[Dataset records]

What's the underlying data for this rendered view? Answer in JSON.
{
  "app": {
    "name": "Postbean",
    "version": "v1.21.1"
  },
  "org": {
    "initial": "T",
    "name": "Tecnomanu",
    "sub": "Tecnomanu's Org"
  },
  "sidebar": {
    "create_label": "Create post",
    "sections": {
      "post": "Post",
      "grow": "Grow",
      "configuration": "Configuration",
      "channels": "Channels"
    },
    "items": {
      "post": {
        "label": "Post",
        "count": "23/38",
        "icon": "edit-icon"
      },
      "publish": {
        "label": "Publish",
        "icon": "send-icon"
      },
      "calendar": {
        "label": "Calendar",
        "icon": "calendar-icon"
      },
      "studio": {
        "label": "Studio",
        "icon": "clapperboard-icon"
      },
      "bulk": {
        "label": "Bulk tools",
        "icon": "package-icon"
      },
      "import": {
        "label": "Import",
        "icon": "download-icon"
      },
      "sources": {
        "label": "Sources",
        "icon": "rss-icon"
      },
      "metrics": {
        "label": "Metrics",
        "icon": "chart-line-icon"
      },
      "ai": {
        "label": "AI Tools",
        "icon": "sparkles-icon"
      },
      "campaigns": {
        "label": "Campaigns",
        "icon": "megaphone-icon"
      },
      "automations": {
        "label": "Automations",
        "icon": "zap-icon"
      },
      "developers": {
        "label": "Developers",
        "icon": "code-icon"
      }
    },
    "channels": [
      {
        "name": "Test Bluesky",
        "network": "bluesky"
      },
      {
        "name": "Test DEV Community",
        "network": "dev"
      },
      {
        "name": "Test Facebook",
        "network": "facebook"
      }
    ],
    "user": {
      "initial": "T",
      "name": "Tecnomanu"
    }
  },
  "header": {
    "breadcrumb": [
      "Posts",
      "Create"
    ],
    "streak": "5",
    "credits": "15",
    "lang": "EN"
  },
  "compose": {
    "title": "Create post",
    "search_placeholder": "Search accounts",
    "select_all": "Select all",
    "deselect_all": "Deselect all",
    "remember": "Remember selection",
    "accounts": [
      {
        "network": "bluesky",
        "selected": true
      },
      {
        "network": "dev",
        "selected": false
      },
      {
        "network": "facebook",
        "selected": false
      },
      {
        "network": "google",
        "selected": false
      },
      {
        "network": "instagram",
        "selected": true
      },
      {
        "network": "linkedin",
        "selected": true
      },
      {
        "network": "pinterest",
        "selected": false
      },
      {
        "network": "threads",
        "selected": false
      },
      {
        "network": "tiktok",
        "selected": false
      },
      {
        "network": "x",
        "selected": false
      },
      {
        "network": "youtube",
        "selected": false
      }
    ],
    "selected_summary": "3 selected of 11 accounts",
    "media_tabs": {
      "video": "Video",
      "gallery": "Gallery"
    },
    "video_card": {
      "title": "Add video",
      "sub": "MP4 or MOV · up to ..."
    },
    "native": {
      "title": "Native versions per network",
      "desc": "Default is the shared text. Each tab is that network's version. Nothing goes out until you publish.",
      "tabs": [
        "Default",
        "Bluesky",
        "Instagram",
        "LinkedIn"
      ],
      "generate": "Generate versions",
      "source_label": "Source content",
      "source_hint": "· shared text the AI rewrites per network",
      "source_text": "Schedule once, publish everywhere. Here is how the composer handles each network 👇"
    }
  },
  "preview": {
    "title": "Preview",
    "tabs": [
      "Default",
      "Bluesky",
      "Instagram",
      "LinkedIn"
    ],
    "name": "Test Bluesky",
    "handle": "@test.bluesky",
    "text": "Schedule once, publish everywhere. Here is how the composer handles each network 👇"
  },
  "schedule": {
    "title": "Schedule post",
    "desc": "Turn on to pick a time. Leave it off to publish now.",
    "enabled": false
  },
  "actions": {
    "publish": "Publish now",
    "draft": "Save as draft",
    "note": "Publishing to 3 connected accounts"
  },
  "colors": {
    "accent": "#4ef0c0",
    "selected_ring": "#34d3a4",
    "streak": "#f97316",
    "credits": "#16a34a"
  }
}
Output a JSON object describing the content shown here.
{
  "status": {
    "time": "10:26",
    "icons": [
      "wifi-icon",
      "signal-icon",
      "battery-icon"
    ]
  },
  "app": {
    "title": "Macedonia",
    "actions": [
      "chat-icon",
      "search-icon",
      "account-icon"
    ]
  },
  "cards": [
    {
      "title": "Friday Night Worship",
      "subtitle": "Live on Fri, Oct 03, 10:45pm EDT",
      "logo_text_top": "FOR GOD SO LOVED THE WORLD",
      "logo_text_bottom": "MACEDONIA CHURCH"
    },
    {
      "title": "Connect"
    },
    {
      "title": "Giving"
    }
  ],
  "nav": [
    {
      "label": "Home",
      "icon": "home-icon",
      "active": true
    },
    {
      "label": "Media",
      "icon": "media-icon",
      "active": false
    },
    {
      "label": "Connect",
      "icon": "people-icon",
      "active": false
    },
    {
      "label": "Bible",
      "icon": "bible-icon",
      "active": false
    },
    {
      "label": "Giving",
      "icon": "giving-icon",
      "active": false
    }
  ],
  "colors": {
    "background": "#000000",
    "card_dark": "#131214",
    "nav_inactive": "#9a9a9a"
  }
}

### Brief
Your task is to extract the lines running from the one with "Output a JSON" to the end of the material, inclusive, copying each exactly and adding nothing.

### Output
Output a JSON object describing the content shown here.
{
  "status": {
    "time": "10:26",
    "icons": [
      "wifi-icon",
      "signal-icon",
      "battery-icon"
    ]
  },
  "app": {
    "title": "Macedonia",
    "actions": [
      "chat-icon",
      "search-icon",
      "account-icon"
    ]
  },
  "cards": [
    {
      "title": "Friday Night Worship",
      "subtitle": "Live on Fri, Oct 03, 10:45pm EDT",
      "logo_text_top": "FOR GOD SO LOVED THE WORLD",
      "logo_text_bottom": "MACEDONIA CHURCH"
    },
    {
      "title": "Connect"
    },
    {
      "title": "Giving"
    }
  ],
  "nav": [
    {
      "label": "Home",
      "icon": "home-icon",
      "active": true
    },
    {
      "label": "Media",
      "icon": "media-icon",
      "active": false
    },
    {
      "label": "Connect",
      "icon": "people-icon",
      "active": false
    },
    {
      "label": "Bible",
      "icon": "bible-icon",
      "active": false
    },
    {
      "label": "Giving",
      "icon": "giving-icon",
      "active": false
    }
  ],
  "colors": {
    "background": "#000000",
    "card_dark": "#131214",
    "nav_inactive": "#9a9a9a"
  }
}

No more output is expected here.